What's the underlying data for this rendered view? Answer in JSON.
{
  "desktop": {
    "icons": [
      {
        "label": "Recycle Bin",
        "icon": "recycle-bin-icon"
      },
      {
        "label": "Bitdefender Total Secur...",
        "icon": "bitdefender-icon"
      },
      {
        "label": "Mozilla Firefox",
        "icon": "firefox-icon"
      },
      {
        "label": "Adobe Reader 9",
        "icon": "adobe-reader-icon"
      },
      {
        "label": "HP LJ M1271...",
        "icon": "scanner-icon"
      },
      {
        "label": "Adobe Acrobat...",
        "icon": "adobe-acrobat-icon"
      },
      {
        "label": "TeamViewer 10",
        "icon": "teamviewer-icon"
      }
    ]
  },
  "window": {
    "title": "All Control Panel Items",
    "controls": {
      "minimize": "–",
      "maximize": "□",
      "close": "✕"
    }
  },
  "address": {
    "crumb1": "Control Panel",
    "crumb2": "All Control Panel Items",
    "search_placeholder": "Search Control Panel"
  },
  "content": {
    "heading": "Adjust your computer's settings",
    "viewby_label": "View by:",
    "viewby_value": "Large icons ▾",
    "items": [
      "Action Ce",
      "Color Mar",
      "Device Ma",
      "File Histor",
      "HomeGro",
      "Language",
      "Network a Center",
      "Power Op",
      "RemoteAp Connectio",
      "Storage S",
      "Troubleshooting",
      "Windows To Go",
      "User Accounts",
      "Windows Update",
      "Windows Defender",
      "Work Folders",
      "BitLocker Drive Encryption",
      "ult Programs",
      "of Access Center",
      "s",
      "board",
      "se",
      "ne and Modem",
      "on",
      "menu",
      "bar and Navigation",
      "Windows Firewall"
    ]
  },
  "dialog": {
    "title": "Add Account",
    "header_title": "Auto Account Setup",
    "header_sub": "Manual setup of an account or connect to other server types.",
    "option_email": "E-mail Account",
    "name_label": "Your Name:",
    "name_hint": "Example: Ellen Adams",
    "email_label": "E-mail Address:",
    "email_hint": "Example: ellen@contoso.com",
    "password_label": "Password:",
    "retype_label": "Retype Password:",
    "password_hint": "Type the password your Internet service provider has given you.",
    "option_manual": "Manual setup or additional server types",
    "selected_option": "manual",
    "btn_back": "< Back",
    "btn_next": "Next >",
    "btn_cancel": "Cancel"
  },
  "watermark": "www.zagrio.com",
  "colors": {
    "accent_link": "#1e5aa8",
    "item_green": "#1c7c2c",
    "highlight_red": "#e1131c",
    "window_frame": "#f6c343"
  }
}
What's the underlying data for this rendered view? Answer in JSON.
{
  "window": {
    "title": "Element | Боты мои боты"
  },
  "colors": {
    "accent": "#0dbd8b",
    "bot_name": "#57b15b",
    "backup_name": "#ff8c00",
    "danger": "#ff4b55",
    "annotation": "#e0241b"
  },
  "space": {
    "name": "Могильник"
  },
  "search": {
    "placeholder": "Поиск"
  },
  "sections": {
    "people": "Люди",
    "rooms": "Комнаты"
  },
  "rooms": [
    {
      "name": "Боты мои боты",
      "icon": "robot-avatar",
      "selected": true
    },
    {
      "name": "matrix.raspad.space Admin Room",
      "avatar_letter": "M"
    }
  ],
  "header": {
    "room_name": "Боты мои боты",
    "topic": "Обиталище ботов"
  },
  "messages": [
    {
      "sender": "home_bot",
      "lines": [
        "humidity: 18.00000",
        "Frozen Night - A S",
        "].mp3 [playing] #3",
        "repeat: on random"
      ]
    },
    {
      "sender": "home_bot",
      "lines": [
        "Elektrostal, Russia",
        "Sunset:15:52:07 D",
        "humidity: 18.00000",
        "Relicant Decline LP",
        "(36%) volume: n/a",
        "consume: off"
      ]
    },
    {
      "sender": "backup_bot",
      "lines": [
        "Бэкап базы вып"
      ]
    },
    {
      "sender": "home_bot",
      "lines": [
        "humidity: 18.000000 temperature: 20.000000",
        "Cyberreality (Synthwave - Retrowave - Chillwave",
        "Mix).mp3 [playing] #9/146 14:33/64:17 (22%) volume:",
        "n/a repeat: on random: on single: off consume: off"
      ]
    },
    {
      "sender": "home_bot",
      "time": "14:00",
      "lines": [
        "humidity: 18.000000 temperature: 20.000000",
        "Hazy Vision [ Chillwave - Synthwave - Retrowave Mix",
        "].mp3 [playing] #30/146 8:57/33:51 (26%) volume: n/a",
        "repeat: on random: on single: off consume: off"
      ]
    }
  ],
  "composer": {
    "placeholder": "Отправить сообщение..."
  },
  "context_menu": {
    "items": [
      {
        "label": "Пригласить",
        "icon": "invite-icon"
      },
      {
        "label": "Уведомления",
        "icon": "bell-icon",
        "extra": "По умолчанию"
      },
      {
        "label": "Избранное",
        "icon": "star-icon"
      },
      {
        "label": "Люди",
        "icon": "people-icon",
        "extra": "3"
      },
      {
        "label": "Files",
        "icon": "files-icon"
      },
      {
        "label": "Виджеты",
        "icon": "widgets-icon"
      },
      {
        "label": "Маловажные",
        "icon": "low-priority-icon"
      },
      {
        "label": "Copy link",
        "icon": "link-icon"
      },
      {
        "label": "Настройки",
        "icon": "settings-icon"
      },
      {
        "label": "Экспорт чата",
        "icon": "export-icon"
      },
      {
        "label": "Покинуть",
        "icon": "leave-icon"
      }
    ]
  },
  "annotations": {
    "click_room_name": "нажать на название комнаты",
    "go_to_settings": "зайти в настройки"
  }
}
_ _ _ _ _
Output all records verbatim.

■ Task solution
What's the underlying data for this rendered view? Answer in JSON.
{
  "desktop": {
    "icons": [
      {
        "label": "Recycle Bin",
        "icon": "recycle-bin-icon"
      },
      {
        "label": "Bitdefender Total Secur...",
        "icon": "bitdefender-icon"
      },
      {
        "label": "Mozilla Firefox",
        "icon": "firefox-icon"
      },
      {
        "label": "Adobe Reader 9",
        "icon": "adobe-reader-icon"
      },
      {
        "label": "HP LJ M1271...",
        "icon": "scanner-icon"
      },
      {
        "label": "Adobe Acrobat...",
        "icon": "adobe-acrobat-icon"
      },
      {
        "label": "TeamViewer 10",
        "icon": "teamviewer-icon"
      }
    ]
  },
  "window": {
    "title": "All Control Panel Items",
    "controls": {
      "minimize": "–",
      "maximize": "□",
      "close": "✕"
    }
  },
  "address": {
    "crumb1": "Control Panel",
    "crumb2": "All Control Panel Items",
    "search_placeholder": "Search Control Panel"
  },
  "content": {
    "heading": "Adjust your computer's settings",
    "viewby_label": "View by:",
    "viewby_value": "Large icons ▾",
    "items": [
      "Action Ce",
      "Color Mar",
      "Device Ma",
      "File Histor",
      "HomeGro",
      "Language",
      "Network a Center",
      "Power Op",
      "RemoteAp Connectio",
      "Storage S",
      "Troubleshooting",
      "Windows To Go",
      "User Accounts",
      "Windows Update",
      "Windows Defender",
      "Work Folders",
      "BitLocker Drive Encryption",
      "ult Programs",
      "of Access Center",
      "s",
      "board",
      "se",
      "ne and Modem",
      "on",
      "menu",
      "bar and Navigation",
      "Windows Firewall"
    ]
  },
  "dialog": {
    "title": "Add Account",
    "header_title": "Auto Account Setup",
    "header_sub": "Manual setup of an account or connect to other server types.",
    "option_email": "E-mail Account",
    "name_label": "Your Name:",
    "name_hint": "Example: Ellen Adams",
    "email_label": "E-mail Address:",
    "email_hint": "Example: ellen@contoso.com",
    "password_label": "Password:",
    "retype_label": "Retype Password:",
    "password_hint": "Type the password your Internet service provider has given you.",
    "option_manual": "Manual setup or additional server types",
    "selected_option": "manual",
    "btn_back": "< Back",
    "btn_next": "Next >",
    "btn_cancel": "Cancel"
  },
  "watermark": "www.zagrio.com",
  "colors": {
    "accent_link": "#1e5aa8",
    "item_green": "#1c7c2c",
    "highlight_red": "#e1131c",
    "window_frame": "#f6c343"
  }
}
What's the underlying data for this rendered view? Answer in JSON.
{
  "window": {
    "title": "Element | Боты мои боты"
  },
  "colors": {
    "accent": "#0dbd8b",
    "bot_name": "#57b15b",
    "backup_name": "#ff8c00",
    "danger": "#ff4b55",
    "annotation": "#e0241b"
  },
  "space": {
    "name": "Могильник"
  },
  "search": {
    "placeholder": "Поиск"
  },
  "sections": {
    "people": "Люди",
    "rooms": "Комнаты"
  },
  "rooms": [
    {
      "name": "Боты мои боты",
      "icon": "robot-avatar",
      "selected": true
    },
    {
      "name": "matrix.raspad.space Admin Room",
      "avatar_letter": "M"
    }
  ],
  "header": {
    "room_name": "Боты мои боты",
    "topic": "Обиталище ботов"
  },
  "messages": [
    {
      "sender": "home_bot",
      "lines": [
        "humidity: 18.00000",
        "Frozen Night - A S",
        "].mp3 [playing] #3",
        "repeat: on random"
      ]
    },
    {
      "sender": "home_bot",
      "lines": [
        "Elektrostal, Russia",
        "Sunset:15:52:07 D",
        "humidity: 18.00000",
        "Relicant Decline LP",
        "(36%) volume: n/a",
        "consume: off"
      ]
    },
    {
      "sender": "backup_bot",
      "lines": [
        "Бэкап базы вып"
      ]
    },
    {
      "sender": "home_bot",
      "lines": [
        "humidity: 18.000000 temperature: 20.000000",
        "Cyberreality (Synthwave - Retrowave - Chillwave",
        "Mix).mp3 [playing] #9/146 14:33/64:17 (22%) volume:",
        "n/a repeat: on random: on single: off consume: off"
      ]
    },
    {
      "sender": "home_bot",
      "time": "14:00",
      "lines": [
        "humidity: 18.000000 temperature: 20.000000",
        "Hazy Vision [ Chillwave - Synthwave - Retrowave Mix",
        "].mp3 [playing] #30/146 8:57/33:51 (26%) volume: n/a",
        "repeat: on random: on single: off consume: off"
      ]
    }
  ],
  "composer": {
    "placeholder": "Отправить сообщение..."
  },
  "context_menu": {
    "items": [
      {
        "label": "Пригласить",
        "icon": "invite-icon"
      },
      {
        "label": "Уведомления",
        "icon": "bell-icon",
        "extra": "По умолчанию"
      },
      {
        "label": "Избранное",
        "icon": "star-icon"
      },
      {
        "label": "Люди",
        "icon": "people-icon",
        "extra": "3"
      },
      {
        "label": "Files",
        "icon": "files-icon"
      },
      {
        "label": "Виджеты",
        "icon": "widgets-icon"
      },
      {
        "label": "Маловажные",
        "icon": "low-priority-icon"
      },
      {
        "label": "Copy link",
        "icon": "link-icon"
      },
      {
        "label": "Настройки",
        "icon": "settings-icon"
      },
      {
        "label": "Экспорт чата",
        "icon": "export-icon"
      },
      {
        "label": "Покинуть",
        "icon": "leave-icon"
      }
    ]
  },
  "annotations": {
    "click_room_name": "нажать на название комнаты",
    "go_to_settings": "зайти в настройки"
  }
}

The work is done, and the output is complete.